◆ **INSTRUCTION**:
Write out all the data again, exactly as it stands.

◆ **RECORDS FOR THE TASK**:
-=-=-=-=-

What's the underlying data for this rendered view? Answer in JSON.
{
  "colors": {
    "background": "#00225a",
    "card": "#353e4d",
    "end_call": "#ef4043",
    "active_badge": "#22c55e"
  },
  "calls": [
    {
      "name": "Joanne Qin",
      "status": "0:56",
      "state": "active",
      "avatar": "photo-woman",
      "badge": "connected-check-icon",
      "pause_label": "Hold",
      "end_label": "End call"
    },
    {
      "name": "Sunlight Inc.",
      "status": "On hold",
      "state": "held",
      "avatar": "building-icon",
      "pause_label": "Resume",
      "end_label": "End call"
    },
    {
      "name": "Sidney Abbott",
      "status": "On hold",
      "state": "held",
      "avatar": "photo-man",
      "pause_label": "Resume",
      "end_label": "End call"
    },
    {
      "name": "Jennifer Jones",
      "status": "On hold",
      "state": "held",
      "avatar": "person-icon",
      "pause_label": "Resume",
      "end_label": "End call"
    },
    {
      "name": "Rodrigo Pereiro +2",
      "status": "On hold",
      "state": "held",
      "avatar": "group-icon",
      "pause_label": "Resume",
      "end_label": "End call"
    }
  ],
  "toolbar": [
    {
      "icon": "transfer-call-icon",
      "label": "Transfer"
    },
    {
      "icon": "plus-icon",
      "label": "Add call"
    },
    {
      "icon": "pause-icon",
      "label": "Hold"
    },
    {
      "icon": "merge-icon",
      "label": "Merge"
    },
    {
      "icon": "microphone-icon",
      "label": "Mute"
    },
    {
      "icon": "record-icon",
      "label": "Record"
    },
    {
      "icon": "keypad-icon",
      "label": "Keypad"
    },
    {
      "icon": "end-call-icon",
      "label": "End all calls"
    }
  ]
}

-=-=-=-=-

◆ **OUTPUT BELOW**:
What's the underlying data for this rendered view? Answer in JSON.
{
  "colors": {
    "background": "#00225a",
    "card": "#353e4d",
    "end_call": "#ef4043",
    "active_badge": "#22c55e"
  },
  "calls": [
    {
      "name": "Joanne Qin",
      "status": "0:56",
      "state": "active",
      "avatar": "photo-woman",
      "badge": "connected-check-icon",
      "pause_label": "Hold",
      "end_label": "End call"
    },
    {
      "name": "Sunlight Inc.",
      "status": "On hold",
      "state": "held",
      "avatar": "building-icon",
      "pause_label": "Resume",
      "end_label": "End call"
    },
    {
      "name": "Sidney Abbott",
      "status": "On hold",
      "state": "held",
      "avatar": "photo-man",
      "pause_label": "Resume",
      "end_label": "End call"
    },
    {
      "name": "Jennifer Jones",
      "status": "On hold",
      "state": "held",
      "avatar": "person-icon",
      "pause_label": "Resume",
      "end_label": "End call"
    },
    {
      "name": "Rodrigo Pereiro +2",
      "status": "On hold",
      "state": "held",
      "avatar": "group-icon",
      "pause_label": "Resume",
      "end_label": "End call"
    }
  ],
  "toolbar": [
    {
      "icon": "transfer-call-icon",
      "label": "Transfer"
    },
    {
      "icon": "plus-icon",
      "label": "Add call"
    },
    {
      "icon": "pause-icon",
      "label": "Hold"
    },
    {
      "icon": "merge-icon",
      "label": "Merge"
    },
    {
      "icon": "microphone-icon",
      "label": "Mute"
    },
    {
      "icon": "record-icon",
      "label": "Record"
    },
    {
      "icon": "keypad-icon",
      "label": "Keypad"
    },
    {
      "icon": "end-call-icon",
      "label": "End all calls"
    }
  ]
}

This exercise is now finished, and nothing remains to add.